▶ **REQUIRED WORK**:
Each entry needs to be restated exactly as written.
===============
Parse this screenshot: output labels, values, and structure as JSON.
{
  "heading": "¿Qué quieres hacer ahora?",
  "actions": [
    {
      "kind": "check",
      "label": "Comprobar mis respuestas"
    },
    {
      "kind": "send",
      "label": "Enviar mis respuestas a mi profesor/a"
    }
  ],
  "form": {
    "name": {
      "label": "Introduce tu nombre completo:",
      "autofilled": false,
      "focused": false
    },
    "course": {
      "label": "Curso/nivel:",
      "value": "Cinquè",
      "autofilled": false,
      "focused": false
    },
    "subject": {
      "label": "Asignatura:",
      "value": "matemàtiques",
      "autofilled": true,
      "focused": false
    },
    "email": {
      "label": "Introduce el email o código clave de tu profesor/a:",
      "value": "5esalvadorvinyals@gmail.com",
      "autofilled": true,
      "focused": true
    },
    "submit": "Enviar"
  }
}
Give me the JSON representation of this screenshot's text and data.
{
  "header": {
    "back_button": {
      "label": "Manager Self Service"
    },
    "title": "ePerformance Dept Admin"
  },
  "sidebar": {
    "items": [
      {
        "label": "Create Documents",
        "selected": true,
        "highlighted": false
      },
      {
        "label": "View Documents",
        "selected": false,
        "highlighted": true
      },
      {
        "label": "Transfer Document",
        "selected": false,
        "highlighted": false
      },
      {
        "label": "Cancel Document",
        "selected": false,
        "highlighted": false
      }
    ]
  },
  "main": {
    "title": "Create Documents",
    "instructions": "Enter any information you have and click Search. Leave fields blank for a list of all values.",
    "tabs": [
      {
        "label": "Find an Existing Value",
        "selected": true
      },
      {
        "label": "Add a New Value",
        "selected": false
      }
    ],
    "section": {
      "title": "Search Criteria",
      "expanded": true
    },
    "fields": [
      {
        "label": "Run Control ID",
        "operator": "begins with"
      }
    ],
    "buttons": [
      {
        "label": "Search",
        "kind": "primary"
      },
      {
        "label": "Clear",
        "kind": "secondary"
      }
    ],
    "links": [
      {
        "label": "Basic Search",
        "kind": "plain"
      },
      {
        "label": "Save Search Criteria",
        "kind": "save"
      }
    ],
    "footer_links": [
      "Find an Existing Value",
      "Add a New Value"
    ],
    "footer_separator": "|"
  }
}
===============
▶ **REPLY**:
Parse this screenshot: output labels, values, and structure as JSON.
{
  "heading": "¿Qué quieres hacer ahora?",
  "actions": [
    {
      "kind": "check",
      "label": "Comprobar mis respuestas"
    },
    {
      "kind": "send",
      "label": "Enviar mis respuestas a mi profesor/a"
    }
  ],
  "form": {
    "name": {
      "label": "Introduce tu nombre completo:",
      "autofilled": false,
      "focused": false
    },
    "course": {
      "label": "Curso/nivel:",
      "value": "Cinquè",
      "autofilled": false,
      "focused": false
    },
    "subject": {
      "label": "Asignatura:",
      "value": "matemàtiques",
      "autofilled": true,
      "focused": false
    },
    "email": {
      "label": "Introduce el email o código clave de tu profesor/a:",
      "value": "5esalvadorvinyals@gmail.com",
      "autofilled": true,
      "focused": true
    },
    "submit": "Enviar"
  }
}
Give me the JSON representation of this screenshot's text and data.
{
  "header": {
    "back_button": {
      "label": "Manager Self Service"
    },
    "title": "ePerformance Dept Admin"
  },
  "sidebar": {
    "items": [
      {
        "label": "Create Documents",
        "selected": true,
        "highlighted": false
      },
      {
        "label": "View Documents",
        "selected": false,
        "highlighted": true
      },
      {
        "label": "Transfer Document",
        "selected": false,
        "highlighted": false
      },
      {
        "label": "Cancel Document",
        "selected": false,
        "highlighted": false
      }
    ]
  },
  "main": {
    "title": "Create Documents",
    "instructions": "Enter any information you have and click Search. Leave fields blank for a list of all values.",
    "tabs": [
      {
        "label": "Find an Existing Value",
        "selected": true
      },
      {
        "label": "Add a New Value",
        "selected": false
      }
    ],
    "section": {
      "title": "Search Criteria",
      "expanded": true
    },
    "fields": [
      {
        "label": "Run Control ID",
        "operator": "begins with"
      }
    ],
    "buttons": [
      {
        "label": "Search",
        "kind": "primary"
      },
      {
        "label": "Clear",
        "kind": "secondary"
      }
    ],
    "links": [
      {
        "label": "Basic Search",
        "kind": "plain"
      },
      {
        "label": "Save Search Criteria",
        "kind": "save"
      }
    ],
    "footer_links": [
      "Find an Existing Value",
      "Add a New Value"
    ],
    "footer_separator": "|"
  }
}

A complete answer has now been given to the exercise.